── RECORDS SUPPLIED

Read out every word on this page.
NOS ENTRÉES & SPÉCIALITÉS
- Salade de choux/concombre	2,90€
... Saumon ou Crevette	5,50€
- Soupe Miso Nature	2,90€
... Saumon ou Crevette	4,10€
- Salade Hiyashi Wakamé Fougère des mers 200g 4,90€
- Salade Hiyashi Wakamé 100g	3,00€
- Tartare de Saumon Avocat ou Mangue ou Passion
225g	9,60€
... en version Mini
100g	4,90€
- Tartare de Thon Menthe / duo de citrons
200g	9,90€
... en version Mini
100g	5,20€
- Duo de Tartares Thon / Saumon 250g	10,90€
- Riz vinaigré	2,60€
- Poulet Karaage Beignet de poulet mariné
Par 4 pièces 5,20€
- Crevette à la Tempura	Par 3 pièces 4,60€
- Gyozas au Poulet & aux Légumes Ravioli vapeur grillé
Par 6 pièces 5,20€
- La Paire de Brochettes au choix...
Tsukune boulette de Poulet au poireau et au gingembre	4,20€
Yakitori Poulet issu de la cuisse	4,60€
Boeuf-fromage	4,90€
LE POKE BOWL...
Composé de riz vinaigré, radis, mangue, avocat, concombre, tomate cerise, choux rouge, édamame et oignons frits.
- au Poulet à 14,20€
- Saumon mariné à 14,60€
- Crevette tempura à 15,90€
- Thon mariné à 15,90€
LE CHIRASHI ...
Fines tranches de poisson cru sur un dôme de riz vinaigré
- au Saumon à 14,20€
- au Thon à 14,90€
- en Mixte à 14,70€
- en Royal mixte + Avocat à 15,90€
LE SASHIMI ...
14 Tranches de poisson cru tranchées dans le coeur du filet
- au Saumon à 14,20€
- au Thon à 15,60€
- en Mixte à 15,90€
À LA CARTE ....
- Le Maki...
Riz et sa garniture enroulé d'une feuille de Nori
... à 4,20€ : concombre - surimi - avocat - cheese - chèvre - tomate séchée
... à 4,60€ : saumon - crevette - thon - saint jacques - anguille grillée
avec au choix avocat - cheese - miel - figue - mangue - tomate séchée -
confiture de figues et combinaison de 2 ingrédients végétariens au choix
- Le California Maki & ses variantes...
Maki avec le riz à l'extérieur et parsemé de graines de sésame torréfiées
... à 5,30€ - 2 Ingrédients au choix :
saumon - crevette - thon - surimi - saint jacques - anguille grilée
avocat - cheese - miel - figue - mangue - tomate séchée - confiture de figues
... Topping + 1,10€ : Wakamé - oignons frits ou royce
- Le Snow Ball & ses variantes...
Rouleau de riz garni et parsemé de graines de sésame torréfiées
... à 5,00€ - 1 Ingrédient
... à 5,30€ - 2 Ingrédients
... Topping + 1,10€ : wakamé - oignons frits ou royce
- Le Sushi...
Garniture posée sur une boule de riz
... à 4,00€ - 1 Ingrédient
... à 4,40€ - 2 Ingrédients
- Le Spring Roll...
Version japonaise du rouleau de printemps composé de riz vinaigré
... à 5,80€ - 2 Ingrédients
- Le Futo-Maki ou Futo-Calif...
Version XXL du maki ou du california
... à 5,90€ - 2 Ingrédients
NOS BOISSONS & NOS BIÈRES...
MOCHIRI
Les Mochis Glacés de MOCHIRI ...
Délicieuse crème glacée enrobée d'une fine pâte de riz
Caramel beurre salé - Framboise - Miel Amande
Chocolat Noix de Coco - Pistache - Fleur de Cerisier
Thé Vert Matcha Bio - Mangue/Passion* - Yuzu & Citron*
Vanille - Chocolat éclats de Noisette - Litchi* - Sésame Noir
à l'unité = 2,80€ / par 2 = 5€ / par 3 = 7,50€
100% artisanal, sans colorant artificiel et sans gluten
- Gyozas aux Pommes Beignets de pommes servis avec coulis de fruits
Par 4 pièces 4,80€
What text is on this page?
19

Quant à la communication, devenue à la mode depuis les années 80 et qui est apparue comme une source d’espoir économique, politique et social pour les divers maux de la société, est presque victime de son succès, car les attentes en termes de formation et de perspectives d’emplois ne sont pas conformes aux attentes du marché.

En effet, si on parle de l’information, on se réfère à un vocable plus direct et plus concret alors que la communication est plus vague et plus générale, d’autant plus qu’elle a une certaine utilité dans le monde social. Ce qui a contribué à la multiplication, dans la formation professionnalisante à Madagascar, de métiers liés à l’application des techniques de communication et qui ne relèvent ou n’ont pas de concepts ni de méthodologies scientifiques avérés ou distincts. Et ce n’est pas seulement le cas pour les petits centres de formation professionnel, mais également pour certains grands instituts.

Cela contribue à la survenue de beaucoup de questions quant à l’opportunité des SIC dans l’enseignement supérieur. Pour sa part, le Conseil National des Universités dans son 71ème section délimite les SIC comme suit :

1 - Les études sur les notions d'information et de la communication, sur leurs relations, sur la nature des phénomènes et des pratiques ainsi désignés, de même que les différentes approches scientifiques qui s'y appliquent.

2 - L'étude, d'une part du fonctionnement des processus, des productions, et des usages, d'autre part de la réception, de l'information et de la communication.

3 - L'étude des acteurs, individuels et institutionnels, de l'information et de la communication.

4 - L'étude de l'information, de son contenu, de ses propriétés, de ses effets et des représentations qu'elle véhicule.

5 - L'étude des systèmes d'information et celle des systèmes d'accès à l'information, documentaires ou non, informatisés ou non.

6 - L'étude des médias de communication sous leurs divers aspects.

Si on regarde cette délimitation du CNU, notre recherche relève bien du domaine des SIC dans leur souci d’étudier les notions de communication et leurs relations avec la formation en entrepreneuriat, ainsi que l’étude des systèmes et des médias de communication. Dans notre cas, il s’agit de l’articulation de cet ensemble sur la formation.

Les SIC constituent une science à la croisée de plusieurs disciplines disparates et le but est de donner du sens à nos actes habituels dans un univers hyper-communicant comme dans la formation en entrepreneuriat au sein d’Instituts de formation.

────

GIVEN INSTRUCTION:
Above are the records; copy all of them exactly.

ANSWER TO THIS TASK:
Read out every word on this page.
NOS ENTRÉES & SPÉCIALITÉS
- Salade de choux/concombre	2,90€
... Saumon ou Crevette	5,50€
- Soupe Miso Nature	2,90€
... Saumon ou Crevette	4,10€
- Salade Hiyashi Wakamé Fougère des mers 200g 4,90€
- Salade Hiyashi Wakamé 100g	3,00€
- Tartare de Saumon Avocat ou Mangue ou Passion
225g	9,60€
... en version Mini
100g	4,90€
- Tartare de Thon Menthe / duo de citrons
200g	9,90€
... en version Mini
100g	5,20€
- Duo de Tartares Thon / Saumon 250g	10,90€
- Riz vinaigré	2,60€
- Poulet Karaage Beignet de poulet mariné
Par 4 pièces 5,20€
- Crevette à la Tempura	Par 3 pièces 4,60€
- Gyozas au Poulet & aux Légumes Ravioli vapeur grillé
Par 6 pièces 5,20€
- La Paire de Brochettes au choix...
Tsukune boulette de Poulet au poireau et au gingembre	4,20€
Yakitori Poulet issu de la cuisse	4,60€
Boeuf-fromage	4,90€
LE POKE BOWL...
Composé de riz vinaigré, radis, mangue, avocat, concombre, tomate cerise, choux rouge, édamame et oignons frits.
- au Poulet à 14,20€
- Saumon mariné à 14,60€
- Crevette tempura à 15,90€
- Thon mariné à 15,90€
LE CHIRASHI ...
Fines tranches de poisson cru sur un dôme de riz vinaigré
- au Saumon à 14,20€
- au Thon à 14,90€
- en Mixte à 14,70€
- en Royal mixte + Avocat à 15,90€
LE SASHIMI ...
14 Tranches de poisson cru tranchées dans le coeur du filet
- au Saumon à 14,20€
- au Thon à 15,60€
- en Mixte à 15,90€
À LA CARTE ....
- Le Maki...
Riz et sa garniture enroulé d'une feuille de Nori
... à 4,20€ : concombre - surimi - avocat - cheese - chèvre - tomate séchée
... à 4,60€ : saumon - crevette - thon - saint jacques - anguille grillée
avec au choix avocat - cheese - miel - figue - mangue - tomate séchée -
confiture de figues et combinaison de 2 ingrédients végétariens au choix
- Le California Maki & ses variantes...
Maki avec le riz à l'extérieur et parsemé de graines de sésame torréfiées
... à 5,30€ - 2 Ingrédients au choix :
saumon - crevette - thon - surimi - saint jacques - anguille grilée
avocat - cheese - miel - figue - mangue - tomate séchée - confiture de figues
... Topping + 1,10€ : Wakamé - oignons frits ou royce
- Le Snow Ball & ses variantes...
Rouleau de riz garni et parsemé de graines de sésame torréfiées
... à 5,00€ - 1 Ingrédient
... à 5,30€ - 2 Ingrédients
... Topping + 1,10€ : wakamé - oignons frits ou royce
- Le Sushi...
Garniture posée sur une boule de riz
... à 4,00€ - 1 Ingrédient
... à 4,40€ - 2 Ingrédients
- Le Spring Roll...
Version japonaise du rouleau de printemps composé de riz vinaigré
... à 5,80€ - 2 Ingrédients
- Le Futo-Maki ou Futo-Calif...
Version XXL du maki ou du california
... à 5,90€ - 2 Ingrédients
NOS BOISSONS & NOS BIÈRES...
MOCHIRI
Les Mochis Glacés de MOCHIRI ...
Délicieuse crème glacée enrobée d'une fine pâte de riz
Caramel beurre salé - Framboise - Miel Amande
Chocolat Noix de Coco - Pistache - Fleur de Cerisier
Thé Vert Matcha Bio - Mangue/Passion* - Yuzu & Citron*
Vanille - Chocolat éclats de Noisette - Litchi* - Sésame Noir
à l'unité = 2,80€ / par 2 = 5€ / par 3 = 7,50€
100% artisanal, sans colorant artificiel et sans gluten
- Gyozas aux Pommes Beignets de pommes servis avec coulis de fruits
Par 4 pièces 4,80€
What text is on this page?
19

Quant à la communication, devenue à la mode depuis les années 80 et qui est apparue comme une source d’espoir économique, politique et social pour les divers maux de la société, est presque victime de son succès, car les attentes en termes de formation et de perspectives d’emplois ne sont pas conformes aux attentes du marché.

En effet, si on parle de l’information, on se réfère à un vocable plus direct et plus concret alors que la communication est plus vague et plus générale, d’autant plus qu’elle a une certaine utilité dans le monde social. Ce qui a contribué à la multiplication, dans la formation professionnalisante à Madagascar, de métiers liés à l’application des techniques de communication et qui ne relèvent ou n’ont pas de concepts ni de méthodologies scientifiques avérés ou distincts. Et ce n’est pas seulement le cas pour les petits centres de formation professionnel, mais également pour certains grands instituts.

Cela contribue à la survenue de beaucoup de questions quant à l’opportunité des SIC dans l’enseignement supérieur. Pour sa part, le Conseil National des Universités dans son 71ème section délimite les SIC comme suit :

1 - Les études sur les notions d'information et de la communication, sur leurs relations, sur la nature des phénomènes et des pratiques ainsi désignés, de même que les différentes approches scientifiques qui s'y appliquent.

2 - L'étude, d'une part du fonctionnement des processus, des productions, et des usages, d'autre part de la réception, de l'information et de la communication.

3 - L'étude des acteurs, individuels et institutionnels, de l'information et de la communication.

4 - L'étude de l'information, de son contenu, de ses propriétés, de ses effets et des représentations qu'elle véhicule.

5 - L'étude des systèmes d'information et celle des systèmes d'accès à l'information, documentaires ou non, informatisés ou non.

6 - L'étude des médias de communication sous leurs divers aspects.

Si on regarde cette délimitation du CNU, notre recherche relève bien du domaine des SIC dans leur souci d’étudier les notions de communication et leurs relations avec la formation en entrepreneuriat, ainsi que l’étude des systèmes et des médias de communication. Dans notre cas, il s’agit de l’articulation de cet ensemble sur la formation.

Les SIC constituent une science à la croisée de plusieurs disciplines disparates et le but est de donner du sens à nos actes habituels dans un univers hyper-communicant comme dans la formation en entrepreneuriat au sein d’Instituts de formation.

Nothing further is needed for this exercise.